(Entries from a dataset)
▼▼▼

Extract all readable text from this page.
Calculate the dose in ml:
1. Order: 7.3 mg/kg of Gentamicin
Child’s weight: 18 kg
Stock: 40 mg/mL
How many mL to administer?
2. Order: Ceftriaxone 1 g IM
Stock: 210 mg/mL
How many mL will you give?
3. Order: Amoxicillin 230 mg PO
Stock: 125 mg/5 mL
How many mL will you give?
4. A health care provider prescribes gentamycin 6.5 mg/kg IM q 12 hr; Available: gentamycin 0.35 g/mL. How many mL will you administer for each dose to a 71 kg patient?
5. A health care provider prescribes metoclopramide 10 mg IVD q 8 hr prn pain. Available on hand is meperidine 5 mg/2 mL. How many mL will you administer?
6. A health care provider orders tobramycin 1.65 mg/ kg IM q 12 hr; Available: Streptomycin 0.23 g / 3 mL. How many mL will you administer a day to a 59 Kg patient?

▲▲▲

## Your task
Show all lines above holding "dose".

## Solution to this task
Calculate the dose in ml:
4. A health care provider prescribes gentamycin 6.5 mg/kg IM q 12 hr; Available: gentamycin 0.35 g/mL. How many mL will you administer for each dose to a 71 kg patient?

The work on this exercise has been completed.